__What this task involves__. Pick out the lines below that include the string "National".

__Raw records__.
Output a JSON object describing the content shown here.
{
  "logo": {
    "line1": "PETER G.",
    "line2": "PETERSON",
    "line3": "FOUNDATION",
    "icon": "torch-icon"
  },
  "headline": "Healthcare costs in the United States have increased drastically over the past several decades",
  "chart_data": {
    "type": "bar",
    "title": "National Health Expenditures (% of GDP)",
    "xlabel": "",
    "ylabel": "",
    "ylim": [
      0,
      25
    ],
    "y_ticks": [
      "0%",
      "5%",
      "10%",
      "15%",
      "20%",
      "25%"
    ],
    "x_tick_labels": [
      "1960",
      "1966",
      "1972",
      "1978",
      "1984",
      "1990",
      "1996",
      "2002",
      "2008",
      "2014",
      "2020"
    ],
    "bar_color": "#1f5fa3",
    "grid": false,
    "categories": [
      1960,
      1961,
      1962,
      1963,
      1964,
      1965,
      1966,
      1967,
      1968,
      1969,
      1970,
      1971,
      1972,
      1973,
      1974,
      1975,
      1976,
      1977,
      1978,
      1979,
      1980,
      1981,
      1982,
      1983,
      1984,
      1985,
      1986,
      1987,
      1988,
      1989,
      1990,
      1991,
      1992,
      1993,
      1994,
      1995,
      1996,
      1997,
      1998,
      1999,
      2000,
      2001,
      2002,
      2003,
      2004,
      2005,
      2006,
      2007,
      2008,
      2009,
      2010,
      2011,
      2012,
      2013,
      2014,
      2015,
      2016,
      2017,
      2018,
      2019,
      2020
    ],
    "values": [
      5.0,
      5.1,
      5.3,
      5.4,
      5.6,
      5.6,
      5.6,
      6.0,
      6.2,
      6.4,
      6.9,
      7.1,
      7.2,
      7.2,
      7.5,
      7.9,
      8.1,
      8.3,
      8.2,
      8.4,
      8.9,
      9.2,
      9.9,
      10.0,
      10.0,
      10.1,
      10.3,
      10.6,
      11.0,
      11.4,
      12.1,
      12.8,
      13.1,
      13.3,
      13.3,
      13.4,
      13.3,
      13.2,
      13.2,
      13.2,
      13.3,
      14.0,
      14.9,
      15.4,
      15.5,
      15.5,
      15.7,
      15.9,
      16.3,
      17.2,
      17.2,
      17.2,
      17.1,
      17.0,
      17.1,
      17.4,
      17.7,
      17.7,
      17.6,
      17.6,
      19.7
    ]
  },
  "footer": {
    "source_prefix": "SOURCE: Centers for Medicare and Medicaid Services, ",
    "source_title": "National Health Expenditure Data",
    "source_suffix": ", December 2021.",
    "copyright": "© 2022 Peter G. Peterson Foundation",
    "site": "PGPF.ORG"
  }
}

__Task result__.
    "title": "National Health Expenditures (% of GDP)",
    "source_title": "National Health Expenditure Data",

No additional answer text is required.